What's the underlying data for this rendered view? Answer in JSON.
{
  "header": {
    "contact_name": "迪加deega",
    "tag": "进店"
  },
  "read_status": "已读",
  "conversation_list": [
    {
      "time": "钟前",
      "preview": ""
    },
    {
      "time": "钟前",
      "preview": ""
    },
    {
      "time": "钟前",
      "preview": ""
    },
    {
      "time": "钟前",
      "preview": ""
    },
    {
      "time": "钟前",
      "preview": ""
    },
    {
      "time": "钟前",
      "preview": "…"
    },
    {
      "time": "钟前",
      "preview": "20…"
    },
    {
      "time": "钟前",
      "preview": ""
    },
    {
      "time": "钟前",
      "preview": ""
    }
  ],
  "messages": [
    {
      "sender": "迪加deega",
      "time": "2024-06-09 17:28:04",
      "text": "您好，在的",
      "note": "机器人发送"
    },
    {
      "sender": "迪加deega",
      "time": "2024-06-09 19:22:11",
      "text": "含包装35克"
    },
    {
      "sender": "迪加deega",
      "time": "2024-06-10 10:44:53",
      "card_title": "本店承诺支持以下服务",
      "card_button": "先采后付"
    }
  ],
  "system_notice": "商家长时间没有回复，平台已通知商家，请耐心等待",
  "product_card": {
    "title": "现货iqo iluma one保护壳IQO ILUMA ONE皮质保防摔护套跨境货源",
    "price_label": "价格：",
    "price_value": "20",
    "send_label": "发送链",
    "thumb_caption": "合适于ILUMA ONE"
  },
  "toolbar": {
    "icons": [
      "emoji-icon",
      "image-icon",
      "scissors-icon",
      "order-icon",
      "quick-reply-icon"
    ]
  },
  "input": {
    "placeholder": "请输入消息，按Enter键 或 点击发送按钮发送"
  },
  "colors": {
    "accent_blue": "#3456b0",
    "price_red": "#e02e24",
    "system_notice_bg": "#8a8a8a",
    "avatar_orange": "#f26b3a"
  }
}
—————
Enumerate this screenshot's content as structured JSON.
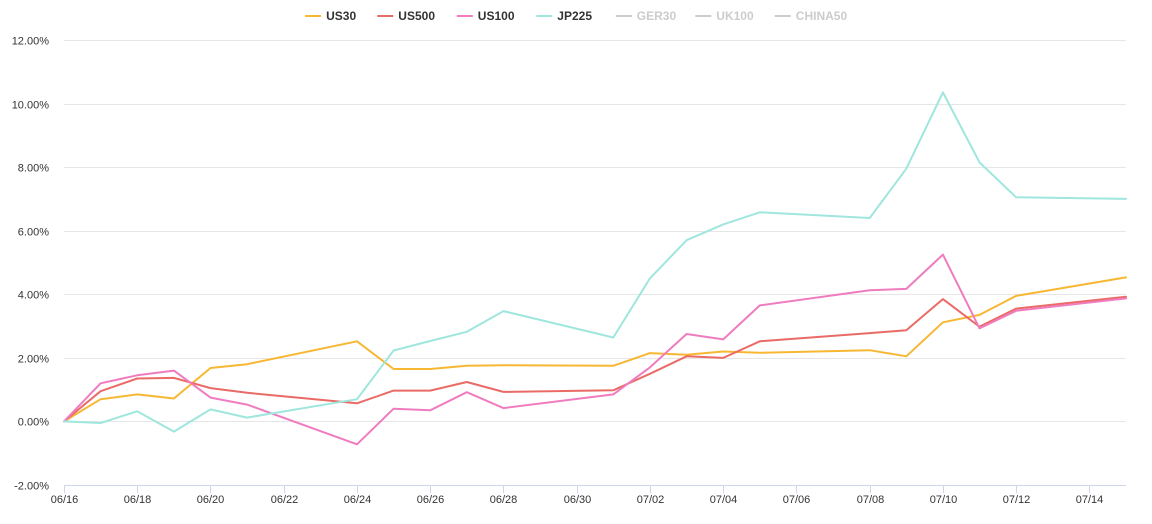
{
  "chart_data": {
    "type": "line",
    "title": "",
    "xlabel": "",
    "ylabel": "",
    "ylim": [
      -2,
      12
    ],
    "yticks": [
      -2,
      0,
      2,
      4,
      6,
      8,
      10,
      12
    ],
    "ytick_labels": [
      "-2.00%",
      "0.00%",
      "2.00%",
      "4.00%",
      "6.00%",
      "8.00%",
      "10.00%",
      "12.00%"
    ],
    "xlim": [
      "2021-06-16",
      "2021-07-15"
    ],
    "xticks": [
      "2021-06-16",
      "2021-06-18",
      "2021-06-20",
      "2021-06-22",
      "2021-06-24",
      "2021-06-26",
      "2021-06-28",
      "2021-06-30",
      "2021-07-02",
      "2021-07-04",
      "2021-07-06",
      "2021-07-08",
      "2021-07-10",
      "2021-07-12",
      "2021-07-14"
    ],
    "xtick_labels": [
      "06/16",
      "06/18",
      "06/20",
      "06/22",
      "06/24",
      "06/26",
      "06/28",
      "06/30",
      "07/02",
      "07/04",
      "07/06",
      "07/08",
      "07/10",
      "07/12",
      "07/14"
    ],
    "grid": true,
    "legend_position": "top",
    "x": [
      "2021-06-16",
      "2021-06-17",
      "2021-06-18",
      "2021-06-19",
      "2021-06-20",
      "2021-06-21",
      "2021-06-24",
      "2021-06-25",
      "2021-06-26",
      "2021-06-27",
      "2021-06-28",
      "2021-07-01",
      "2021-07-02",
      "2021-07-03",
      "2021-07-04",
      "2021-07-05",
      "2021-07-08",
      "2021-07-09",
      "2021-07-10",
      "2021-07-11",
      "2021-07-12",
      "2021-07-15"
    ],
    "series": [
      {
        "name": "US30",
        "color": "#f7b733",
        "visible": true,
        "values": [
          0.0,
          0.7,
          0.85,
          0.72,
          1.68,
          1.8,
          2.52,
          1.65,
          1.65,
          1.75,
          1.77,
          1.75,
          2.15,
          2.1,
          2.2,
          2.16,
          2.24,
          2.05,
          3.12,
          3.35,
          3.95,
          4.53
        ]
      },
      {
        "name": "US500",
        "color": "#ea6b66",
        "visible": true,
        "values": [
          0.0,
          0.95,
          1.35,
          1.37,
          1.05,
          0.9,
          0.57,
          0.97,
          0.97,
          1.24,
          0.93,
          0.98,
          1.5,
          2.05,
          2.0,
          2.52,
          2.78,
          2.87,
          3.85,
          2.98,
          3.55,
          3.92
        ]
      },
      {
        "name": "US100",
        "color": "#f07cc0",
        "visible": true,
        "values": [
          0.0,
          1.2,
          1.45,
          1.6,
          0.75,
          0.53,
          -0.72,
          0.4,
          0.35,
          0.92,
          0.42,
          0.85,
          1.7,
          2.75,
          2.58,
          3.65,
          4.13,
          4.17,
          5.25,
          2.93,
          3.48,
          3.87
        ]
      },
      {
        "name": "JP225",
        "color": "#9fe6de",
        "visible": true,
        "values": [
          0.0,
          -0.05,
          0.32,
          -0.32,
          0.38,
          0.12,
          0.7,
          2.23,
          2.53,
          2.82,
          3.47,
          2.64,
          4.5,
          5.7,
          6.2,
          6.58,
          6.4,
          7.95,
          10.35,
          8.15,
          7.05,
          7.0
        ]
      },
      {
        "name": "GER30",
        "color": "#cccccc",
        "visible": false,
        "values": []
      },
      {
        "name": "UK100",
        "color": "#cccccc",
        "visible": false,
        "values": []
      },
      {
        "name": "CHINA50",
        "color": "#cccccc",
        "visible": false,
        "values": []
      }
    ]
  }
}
—————
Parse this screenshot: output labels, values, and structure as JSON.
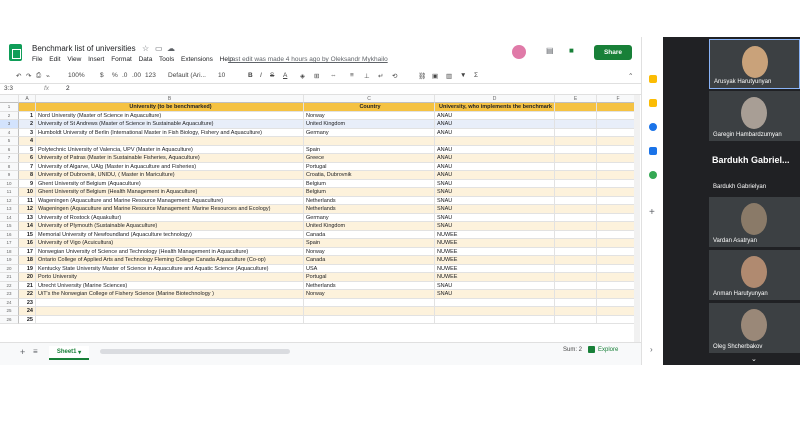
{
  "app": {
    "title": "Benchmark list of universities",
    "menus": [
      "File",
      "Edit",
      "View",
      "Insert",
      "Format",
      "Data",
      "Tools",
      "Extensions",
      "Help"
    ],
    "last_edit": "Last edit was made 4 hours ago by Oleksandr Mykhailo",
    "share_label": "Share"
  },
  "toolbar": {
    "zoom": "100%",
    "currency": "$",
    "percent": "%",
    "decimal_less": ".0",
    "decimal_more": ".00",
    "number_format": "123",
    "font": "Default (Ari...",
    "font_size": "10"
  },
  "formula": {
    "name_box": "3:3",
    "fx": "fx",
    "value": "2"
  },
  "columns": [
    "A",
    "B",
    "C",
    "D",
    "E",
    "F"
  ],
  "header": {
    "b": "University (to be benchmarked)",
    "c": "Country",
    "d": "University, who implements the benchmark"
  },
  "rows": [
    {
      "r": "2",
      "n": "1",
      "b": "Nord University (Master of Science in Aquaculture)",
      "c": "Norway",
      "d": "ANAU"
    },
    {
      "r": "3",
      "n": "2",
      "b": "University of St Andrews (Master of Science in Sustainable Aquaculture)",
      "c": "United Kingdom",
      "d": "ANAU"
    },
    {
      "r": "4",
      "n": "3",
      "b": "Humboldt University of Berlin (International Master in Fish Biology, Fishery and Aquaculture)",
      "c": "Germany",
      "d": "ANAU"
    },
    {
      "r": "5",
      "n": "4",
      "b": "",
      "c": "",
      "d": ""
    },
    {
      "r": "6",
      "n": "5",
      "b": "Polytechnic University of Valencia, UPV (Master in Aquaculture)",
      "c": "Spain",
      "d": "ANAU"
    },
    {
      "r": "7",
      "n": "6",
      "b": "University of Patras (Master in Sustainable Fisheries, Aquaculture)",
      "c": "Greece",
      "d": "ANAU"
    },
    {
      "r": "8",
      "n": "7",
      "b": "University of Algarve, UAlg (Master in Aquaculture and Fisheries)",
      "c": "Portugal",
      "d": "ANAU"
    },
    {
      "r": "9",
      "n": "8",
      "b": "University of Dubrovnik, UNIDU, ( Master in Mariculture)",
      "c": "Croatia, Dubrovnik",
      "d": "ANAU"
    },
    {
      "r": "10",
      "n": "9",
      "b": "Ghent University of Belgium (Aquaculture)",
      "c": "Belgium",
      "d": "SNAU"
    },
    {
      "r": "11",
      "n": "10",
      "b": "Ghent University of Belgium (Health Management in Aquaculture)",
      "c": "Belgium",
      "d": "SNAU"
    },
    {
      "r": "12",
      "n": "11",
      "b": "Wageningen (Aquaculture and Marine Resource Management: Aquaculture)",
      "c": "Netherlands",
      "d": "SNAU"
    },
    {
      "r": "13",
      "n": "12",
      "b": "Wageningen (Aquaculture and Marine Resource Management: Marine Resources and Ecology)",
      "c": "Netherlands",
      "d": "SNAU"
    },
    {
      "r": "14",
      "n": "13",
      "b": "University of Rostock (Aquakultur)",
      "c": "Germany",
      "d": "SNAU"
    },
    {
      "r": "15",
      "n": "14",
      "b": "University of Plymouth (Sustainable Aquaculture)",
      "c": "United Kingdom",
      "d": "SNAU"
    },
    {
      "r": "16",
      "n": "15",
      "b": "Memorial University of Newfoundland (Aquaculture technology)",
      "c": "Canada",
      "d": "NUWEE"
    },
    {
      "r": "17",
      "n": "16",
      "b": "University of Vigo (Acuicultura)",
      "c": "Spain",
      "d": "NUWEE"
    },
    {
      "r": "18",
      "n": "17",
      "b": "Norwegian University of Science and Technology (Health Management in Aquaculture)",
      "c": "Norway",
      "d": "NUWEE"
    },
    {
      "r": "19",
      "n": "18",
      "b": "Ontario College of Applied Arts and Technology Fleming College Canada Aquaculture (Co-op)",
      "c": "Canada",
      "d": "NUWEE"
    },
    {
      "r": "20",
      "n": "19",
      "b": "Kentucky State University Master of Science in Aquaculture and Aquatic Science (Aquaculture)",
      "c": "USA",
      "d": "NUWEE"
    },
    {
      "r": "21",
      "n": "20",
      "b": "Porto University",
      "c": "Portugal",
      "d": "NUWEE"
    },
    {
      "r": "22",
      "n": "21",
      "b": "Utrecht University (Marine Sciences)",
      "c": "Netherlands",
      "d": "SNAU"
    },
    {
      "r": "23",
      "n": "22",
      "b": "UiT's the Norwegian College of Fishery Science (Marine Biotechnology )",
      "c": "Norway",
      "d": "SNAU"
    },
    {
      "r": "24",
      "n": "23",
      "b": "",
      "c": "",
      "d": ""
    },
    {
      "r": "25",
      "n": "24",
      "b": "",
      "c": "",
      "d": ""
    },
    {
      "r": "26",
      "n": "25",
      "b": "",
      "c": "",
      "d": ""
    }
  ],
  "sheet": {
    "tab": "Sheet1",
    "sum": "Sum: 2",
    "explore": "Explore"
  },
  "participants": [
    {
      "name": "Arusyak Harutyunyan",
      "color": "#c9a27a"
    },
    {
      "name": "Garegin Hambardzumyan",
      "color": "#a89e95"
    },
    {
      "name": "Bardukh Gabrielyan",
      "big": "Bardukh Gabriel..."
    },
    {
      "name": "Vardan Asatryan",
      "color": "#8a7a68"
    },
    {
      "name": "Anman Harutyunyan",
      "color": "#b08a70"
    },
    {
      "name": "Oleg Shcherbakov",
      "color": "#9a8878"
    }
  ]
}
—————
◆ **Exercise brief**:
In the records, locate each line holding the string "Wageningen" and copy it.

◆ **Written response**:
      "b": "Wageningen (Aquaculture and Marine Resource Management: Aquaculture)",
      "b": "Wageningen (Aquaculture and Marine Resource Management: Marine Resources and Ecology)",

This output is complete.